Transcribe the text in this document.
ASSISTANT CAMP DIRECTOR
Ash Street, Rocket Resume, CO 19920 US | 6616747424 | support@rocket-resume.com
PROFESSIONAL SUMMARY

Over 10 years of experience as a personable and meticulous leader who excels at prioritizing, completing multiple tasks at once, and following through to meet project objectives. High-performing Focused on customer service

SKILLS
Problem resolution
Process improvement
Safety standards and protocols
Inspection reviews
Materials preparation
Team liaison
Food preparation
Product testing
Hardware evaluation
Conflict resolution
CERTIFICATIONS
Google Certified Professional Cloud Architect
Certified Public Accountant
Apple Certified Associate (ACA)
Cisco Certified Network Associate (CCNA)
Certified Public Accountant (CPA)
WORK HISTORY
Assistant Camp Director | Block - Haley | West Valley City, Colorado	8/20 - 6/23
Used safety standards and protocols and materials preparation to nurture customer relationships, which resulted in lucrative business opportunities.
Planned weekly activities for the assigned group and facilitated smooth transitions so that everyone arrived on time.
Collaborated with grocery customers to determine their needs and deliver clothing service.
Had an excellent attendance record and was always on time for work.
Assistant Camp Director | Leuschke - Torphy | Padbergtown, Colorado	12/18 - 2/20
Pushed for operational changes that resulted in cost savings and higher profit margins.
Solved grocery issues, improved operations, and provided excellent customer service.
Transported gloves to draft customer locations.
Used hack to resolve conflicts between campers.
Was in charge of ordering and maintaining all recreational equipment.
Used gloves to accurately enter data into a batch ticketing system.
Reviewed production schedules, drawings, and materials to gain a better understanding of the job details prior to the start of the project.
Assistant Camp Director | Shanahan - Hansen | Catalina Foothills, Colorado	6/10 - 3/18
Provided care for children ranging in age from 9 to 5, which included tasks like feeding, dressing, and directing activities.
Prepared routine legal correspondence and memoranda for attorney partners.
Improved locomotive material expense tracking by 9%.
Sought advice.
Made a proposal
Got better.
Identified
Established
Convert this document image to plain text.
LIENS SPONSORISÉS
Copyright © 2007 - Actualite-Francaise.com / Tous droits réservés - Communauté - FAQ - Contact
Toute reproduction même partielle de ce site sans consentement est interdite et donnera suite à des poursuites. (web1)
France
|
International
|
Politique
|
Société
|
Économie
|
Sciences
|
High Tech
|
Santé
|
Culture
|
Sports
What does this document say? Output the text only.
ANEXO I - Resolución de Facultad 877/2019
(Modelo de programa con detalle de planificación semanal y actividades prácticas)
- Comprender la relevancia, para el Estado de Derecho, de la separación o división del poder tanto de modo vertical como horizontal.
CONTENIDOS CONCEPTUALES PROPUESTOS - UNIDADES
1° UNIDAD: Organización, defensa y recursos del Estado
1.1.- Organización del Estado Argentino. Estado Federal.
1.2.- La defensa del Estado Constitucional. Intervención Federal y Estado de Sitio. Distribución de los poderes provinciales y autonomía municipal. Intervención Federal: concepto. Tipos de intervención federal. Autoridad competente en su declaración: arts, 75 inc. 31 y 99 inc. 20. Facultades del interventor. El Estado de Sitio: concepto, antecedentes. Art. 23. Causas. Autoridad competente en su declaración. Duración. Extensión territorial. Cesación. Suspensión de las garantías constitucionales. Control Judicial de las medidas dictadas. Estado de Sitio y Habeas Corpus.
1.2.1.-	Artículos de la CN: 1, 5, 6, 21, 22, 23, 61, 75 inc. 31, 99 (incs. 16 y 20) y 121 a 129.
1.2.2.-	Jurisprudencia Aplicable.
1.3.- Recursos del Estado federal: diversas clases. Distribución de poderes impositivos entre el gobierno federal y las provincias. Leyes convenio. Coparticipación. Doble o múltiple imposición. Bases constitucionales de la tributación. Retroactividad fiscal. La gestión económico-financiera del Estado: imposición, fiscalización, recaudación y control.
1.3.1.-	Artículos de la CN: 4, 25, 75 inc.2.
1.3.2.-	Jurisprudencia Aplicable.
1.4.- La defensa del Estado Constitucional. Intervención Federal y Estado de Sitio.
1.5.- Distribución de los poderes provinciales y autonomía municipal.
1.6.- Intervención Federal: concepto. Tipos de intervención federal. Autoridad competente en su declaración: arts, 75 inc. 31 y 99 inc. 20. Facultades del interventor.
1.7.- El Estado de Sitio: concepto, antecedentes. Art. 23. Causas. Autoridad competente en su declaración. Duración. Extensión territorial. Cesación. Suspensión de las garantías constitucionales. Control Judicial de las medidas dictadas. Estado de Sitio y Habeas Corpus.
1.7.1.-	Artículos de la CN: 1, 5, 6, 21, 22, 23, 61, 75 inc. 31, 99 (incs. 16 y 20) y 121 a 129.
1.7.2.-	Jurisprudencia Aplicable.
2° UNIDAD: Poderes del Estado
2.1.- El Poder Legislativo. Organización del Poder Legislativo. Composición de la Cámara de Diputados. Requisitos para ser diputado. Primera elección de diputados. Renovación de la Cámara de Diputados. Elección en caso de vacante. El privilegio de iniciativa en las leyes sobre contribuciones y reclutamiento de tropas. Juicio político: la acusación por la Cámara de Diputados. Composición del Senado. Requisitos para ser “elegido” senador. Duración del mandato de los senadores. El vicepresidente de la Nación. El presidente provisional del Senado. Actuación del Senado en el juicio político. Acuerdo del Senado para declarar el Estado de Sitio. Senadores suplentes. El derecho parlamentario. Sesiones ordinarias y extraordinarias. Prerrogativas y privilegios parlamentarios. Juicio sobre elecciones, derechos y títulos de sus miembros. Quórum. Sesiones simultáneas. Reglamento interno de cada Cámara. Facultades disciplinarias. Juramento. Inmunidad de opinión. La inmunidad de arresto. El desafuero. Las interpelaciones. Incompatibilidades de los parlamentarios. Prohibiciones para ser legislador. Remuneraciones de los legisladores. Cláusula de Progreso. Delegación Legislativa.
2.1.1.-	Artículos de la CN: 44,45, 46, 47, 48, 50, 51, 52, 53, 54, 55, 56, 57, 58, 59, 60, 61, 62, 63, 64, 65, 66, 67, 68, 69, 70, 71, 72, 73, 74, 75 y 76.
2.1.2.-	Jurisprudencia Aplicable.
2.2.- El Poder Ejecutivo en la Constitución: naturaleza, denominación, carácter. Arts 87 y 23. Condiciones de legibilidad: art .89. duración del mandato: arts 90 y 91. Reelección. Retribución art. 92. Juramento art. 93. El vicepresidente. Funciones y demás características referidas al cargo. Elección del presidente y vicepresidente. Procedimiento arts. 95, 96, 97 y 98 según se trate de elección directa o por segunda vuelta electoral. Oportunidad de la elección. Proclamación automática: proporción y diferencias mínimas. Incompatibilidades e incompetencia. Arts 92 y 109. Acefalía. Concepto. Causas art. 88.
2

......

◆ WHAT THE EXERCISE ASKS ◆
Show every line from the entries above in which the word "Associate" appears.

◆ RESPONSE TO THE EXERCISE ◆
Apple Certified Associate (ACA)
Cisco Certified Network Associate (CCNA)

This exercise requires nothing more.